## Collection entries
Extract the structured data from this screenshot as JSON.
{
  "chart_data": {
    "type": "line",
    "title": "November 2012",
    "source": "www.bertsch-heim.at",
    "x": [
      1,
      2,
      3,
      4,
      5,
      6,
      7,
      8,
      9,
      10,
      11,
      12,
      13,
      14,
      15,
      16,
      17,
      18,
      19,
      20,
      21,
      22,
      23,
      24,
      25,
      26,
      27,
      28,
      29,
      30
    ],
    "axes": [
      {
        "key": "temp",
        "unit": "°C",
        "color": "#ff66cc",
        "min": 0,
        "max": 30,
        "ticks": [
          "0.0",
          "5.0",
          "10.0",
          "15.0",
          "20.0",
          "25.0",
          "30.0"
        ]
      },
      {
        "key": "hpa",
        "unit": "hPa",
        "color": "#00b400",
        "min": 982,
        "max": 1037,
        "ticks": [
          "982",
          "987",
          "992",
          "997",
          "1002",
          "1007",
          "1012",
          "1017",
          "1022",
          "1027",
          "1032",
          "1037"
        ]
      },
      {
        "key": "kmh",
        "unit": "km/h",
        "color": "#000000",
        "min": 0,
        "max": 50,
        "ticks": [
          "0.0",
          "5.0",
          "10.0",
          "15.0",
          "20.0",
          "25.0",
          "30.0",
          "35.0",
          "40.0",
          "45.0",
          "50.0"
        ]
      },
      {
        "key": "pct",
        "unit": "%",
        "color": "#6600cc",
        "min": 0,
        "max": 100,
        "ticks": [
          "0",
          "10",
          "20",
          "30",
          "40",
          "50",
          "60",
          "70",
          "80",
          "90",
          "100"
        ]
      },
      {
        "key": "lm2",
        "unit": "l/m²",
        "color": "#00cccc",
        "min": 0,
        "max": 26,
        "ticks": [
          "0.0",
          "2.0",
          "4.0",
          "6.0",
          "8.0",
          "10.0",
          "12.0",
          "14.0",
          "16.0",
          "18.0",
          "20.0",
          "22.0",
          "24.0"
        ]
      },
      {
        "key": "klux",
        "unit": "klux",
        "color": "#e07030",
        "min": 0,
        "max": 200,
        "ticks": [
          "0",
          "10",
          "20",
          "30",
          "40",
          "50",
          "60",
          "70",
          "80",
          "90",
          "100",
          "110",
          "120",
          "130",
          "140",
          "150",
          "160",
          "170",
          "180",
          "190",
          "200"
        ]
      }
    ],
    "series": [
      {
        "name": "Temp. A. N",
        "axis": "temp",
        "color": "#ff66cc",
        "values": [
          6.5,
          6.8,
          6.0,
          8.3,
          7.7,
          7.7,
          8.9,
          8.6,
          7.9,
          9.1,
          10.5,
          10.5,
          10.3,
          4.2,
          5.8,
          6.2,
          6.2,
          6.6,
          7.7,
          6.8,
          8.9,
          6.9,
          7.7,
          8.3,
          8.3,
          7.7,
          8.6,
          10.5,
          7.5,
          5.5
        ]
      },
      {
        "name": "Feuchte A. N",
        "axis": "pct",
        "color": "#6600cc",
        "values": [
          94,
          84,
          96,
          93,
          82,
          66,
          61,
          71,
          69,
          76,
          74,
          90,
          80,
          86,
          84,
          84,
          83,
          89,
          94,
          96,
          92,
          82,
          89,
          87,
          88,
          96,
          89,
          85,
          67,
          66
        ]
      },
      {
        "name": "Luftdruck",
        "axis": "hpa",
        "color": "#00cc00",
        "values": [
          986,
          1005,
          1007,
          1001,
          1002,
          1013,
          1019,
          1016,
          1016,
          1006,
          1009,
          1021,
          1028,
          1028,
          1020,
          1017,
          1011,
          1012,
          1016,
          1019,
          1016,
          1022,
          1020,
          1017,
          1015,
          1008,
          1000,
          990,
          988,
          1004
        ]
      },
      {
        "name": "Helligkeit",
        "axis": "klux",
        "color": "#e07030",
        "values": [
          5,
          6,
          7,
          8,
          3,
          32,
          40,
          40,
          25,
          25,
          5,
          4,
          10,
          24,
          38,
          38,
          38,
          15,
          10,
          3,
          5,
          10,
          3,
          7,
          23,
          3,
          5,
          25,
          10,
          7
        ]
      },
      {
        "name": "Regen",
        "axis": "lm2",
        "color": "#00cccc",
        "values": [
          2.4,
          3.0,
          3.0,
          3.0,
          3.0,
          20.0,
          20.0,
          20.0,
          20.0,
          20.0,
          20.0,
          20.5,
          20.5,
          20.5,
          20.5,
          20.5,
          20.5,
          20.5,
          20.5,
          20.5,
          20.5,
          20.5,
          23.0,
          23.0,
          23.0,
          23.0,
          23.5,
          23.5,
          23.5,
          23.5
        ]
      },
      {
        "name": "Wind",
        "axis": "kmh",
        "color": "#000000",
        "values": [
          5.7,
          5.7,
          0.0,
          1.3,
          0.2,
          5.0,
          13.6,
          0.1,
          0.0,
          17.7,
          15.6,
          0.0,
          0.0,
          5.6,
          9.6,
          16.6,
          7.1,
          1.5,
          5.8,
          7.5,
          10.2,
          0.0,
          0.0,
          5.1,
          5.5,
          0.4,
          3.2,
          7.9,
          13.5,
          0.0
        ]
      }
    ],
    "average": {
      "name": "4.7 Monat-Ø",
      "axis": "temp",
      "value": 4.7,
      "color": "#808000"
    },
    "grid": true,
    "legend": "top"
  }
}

## Given task
Using the records above, copy every line that has the word "unit" in it.

## Result for this task
        "unit": "°C",
        "unit": "hPa",
        "unit": "km/h",
        "unit": "%",
        "unit": "l/m²",
        "unit": "klux",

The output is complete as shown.